● **Request**
Copy the listing below word for word, beginning at the line that contains "Segment this diagram: for" and stopping after the line that contains "org-box: Seção de Biblioteca".
— BEGIN Records for this exercise —
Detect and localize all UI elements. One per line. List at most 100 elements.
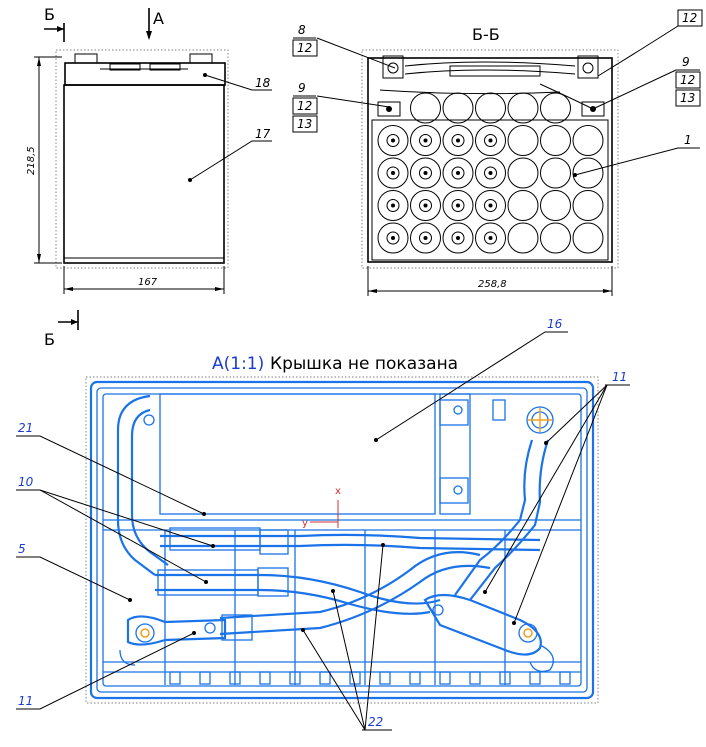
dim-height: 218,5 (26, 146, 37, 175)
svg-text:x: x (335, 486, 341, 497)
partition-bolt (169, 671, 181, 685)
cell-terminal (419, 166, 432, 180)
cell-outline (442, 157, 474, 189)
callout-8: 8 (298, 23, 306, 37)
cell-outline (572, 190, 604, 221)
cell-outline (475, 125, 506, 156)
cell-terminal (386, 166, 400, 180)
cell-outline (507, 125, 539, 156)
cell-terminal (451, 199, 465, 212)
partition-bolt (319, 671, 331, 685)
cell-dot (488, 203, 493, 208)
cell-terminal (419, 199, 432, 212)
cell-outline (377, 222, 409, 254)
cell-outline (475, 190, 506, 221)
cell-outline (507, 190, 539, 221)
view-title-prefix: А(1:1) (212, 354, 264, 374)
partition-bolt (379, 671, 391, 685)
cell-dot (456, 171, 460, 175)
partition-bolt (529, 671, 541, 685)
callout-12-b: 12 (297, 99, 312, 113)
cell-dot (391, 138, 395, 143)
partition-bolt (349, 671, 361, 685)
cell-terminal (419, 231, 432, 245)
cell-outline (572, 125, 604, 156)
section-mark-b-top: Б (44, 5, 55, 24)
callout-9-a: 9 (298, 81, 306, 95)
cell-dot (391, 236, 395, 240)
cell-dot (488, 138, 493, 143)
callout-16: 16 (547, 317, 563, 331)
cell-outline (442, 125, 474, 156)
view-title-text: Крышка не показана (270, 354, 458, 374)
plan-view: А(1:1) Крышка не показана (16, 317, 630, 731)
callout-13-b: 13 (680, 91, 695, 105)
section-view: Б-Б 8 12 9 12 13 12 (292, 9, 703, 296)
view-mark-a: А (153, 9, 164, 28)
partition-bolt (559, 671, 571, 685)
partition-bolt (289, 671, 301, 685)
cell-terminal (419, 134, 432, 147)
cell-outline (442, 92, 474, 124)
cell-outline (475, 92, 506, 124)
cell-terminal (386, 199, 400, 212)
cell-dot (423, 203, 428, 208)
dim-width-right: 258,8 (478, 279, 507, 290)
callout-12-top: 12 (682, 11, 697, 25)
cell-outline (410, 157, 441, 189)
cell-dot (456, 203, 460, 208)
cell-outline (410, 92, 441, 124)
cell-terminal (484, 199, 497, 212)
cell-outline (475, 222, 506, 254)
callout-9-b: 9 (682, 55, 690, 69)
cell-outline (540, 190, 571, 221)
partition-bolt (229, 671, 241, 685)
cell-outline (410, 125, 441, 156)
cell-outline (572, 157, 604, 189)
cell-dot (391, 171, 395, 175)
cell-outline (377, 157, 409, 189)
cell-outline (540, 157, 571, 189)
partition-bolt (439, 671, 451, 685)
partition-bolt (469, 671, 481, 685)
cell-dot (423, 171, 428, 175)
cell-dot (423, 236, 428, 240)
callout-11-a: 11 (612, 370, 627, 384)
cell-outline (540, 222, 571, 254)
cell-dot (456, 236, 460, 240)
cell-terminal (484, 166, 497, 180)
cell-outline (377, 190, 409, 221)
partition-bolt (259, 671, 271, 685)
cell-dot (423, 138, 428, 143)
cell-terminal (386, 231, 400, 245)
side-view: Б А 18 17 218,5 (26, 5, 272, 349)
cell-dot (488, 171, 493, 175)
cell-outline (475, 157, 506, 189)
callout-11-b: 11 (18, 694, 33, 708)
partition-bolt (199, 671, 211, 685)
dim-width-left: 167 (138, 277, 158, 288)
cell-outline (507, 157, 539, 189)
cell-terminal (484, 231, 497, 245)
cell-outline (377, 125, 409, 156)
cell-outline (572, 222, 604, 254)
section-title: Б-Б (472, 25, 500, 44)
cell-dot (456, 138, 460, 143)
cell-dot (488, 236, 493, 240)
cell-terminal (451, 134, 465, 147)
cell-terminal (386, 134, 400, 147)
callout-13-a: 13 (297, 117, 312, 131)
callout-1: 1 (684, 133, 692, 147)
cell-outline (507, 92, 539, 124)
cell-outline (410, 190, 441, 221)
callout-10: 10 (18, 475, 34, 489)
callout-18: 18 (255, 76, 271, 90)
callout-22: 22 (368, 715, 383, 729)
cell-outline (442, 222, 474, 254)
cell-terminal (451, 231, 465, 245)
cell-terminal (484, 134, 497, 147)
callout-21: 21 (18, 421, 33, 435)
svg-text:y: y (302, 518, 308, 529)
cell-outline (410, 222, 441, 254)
— END Records for this exercise —
— BEGIN Records for this exercise —
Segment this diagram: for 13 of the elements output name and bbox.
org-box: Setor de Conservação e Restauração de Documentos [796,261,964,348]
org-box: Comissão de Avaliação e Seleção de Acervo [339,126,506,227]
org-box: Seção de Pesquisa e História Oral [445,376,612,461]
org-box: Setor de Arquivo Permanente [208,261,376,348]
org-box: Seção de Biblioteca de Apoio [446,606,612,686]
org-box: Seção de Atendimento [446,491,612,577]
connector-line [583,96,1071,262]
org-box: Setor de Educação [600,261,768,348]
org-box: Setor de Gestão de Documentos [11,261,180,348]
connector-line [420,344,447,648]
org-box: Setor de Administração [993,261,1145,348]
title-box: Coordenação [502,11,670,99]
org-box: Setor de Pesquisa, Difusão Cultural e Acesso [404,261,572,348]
— END Records for this exercise —
● **Written response**
Segment this diagram: for 13 of the elements output name and bbox.
org-box: Setor de Conservação e Restauração de Documentos [796,261,964,348]
org-box: Comissão de Avaliação e Seleção de Acervo [339,126,506,227]
org-box: Seção de Pesquisa e História Oral [445,376,612,461]
org-box: Setor de Arquivo Permanente [208,261,376,348]
org-box: Seção de Biblioteca de Apoio [446,606,612,686]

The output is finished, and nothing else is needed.